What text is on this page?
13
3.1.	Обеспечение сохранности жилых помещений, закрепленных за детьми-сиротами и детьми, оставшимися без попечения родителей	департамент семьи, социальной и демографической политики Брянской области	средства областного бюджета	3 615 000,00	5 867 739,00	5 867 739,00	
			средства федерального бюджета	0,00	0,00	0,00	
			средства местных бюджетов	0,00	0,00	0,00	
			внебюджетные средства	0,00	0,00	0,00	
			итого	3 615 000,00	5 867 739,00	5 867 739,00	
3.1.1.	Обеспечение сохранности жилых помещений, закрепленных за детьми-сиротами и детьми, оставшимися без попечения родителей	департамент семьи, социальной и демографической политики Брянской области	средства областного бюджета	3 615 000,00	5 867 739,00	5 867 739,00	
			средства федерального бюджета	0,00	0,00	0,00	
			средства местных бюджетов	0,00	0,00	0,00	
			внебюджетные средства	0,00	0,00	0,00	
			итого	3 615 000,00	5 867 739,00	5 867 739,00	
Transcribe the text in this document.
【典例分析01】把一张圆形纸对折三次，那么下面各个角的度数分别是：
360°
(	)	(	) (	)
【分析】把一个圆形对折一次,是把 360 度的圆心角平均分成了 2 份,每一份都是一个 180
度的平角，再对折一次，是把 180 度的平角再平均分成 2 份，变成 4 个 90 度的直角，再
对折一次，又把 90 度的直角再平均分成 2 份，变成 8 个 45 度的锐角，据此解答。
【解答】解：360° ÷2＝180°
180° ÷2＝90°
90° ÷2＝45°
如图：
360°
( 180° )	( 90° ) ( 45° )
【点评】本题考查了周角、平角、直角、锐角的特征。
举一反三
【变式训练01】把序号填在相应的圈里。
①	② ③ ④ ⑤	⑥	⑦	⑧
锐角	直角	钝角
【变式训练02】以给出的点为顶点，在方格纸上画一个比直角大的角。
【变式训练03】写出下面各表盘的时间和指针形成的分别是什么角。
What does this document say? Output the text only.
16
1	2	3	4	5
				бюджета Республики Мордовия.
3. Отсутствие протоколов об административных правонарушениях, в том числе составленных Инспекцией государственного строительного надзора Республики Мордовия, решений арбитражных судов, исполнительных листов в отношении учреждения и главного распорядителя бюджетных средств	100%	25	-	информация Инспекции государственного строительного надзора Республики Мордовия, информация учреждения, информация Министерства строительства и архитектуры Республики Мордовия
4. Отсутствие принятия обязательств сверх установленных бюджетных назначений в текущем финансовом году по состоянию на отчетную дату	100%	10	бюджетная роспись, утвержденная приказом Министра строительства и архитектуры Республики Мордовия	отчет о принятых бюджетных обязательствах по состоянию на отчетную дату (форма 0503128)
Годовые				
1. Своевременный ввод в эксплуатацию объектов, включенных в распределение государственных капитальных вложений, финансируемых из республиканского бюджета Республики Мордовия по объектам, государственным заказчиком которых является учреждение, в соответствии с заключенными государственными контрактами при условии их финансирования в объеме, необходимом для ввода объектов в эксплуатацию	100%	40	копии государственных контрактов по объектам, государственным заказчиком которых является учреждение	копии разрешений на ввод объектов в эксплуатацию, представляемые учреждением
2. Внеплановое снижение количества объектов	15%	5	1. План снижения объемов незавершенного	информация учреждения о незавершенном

Exercise -> Extract all of the data shown above and repeat it verbatim.

Task output ->
What text is on this page?
13
3.1.	Обеспечение сохранности жилых помещений, закрепленных за детьми-сиротами и детьми, оставшимися без попечения родителей	департамент семьи, социальной и демографической политики Брянской области	средства областного бюджета	3 615 000,00	5 867 739,00	5 867 739,00	
			средства федерального бюджета	0,00	0,00	0,00	
			средства местных бюджетов	0,00	0,00	0,00	
			внебюджетные средства	0,00	0,00	0,00	
			итого	3 615 000,00	5 867 739,00	5 867 739,00	
3.1.1.	Обеспечение сохранности жилых помещений, закрепленных за детьми-сиротами и детьми, оставшимися без попечения родителей	департамент семьи, социальной и демографической политики Брянской области	средства областного бюджета	3 615 000,00	5 867 739,00	5 867 739,00	
			средства федерального бюджета	0,00	0,00	0,00	
			средства местных бюджетов	0,00	0,00	0,00	
			внебюджетные средства	0,00	0,00	0,00	
			итого	3 615 000,00	5 867 739,00	5 867 739,00	
Transcribe the text in this document.
【典例分析01】把一张圆形纸对折三次，那么下面各个角的度数分别是：
360°
(	)	(	) (	)
【分析】把一个圆形对折一次,是把 360 度的圆心角平均分成了 2 份,每一份都是一个 180
度的平角，再对折一次，是把 180 度的平角再平均分成 2 份，变成 4 个 90 度的直角，再
对折一次，又把 90 度的直角再平均分成 2 份，变成 8 个 45 度的锐角，据此解答。
【解答】解：360° ÷2＝180°
180° ÷2＝90°
90° ÷2＝45°
如图：
360°
( 180° )	( 90° ) ( 45° )
【点评】本题考查了周角、平角、直角、锐角的特征。
举一反三
【变式训练01】把序号填在相应的圈里。
①	② ③ ④ ⑤	⑥	⑦	⑧
锐角	直角	钝角
【变式训练02】以给出的点为顶点，在方格纸上画一个比直角大的角。
【变式训练03】写出下面各表盘的时间和指针形成的分别是什么角。
What does this document say? Output the text only.
16
1	2	3	4	5
				бюджета Республики Мордовия.
3. Отсутствие протоколов об административных правонарушениях, в том числе составленных Инспекцией государственного строительного надзора Республики Мордовия, решений арбитражных судов, исполнительных листов в отношении учреждения и главного распорядителя бюджетных средств	100%	25	-	информация Инспекции государственного строительного надзора Республики Мордовия, информация учреждения, информация Министерства строительства и архитектуры Республики Мордовия
4. Отсутствие принятия обязательств сверх установленных бюджетных назначений в текущем финансовом году по состоянию на отчетную дату	100%	10	бюджетная роспись, утвержденная приказом Министра строительства и архитектуры Республики Мордовия	отчет о принятых бюджетных обязательствах по состоянию на отчетную дату (форма 0503128)
Годовые				
1. Своевременный ввод в эксплуатацию объектов, включенных в распределение государственных капитальных вложений, финансируемых из республиканского бюджета Республики Мордовия по объектам, государственным заказчиком которых является учреждение, в соответствии с заключенными государственными контрактами при условии их финансирования в объеме, необходимом для ввода объектов в эксплуатацию	100%	40	копии государственных контрактов по объектам, государственным заказчиком которых является учреждение	копии разрешений на ввод объектов в эксплуатацию, представляемые учреждением
2. Внеплановое снижение количества объектов	15%	5	1. План снижения объемов незавершенного	информация учреждения о незавершенном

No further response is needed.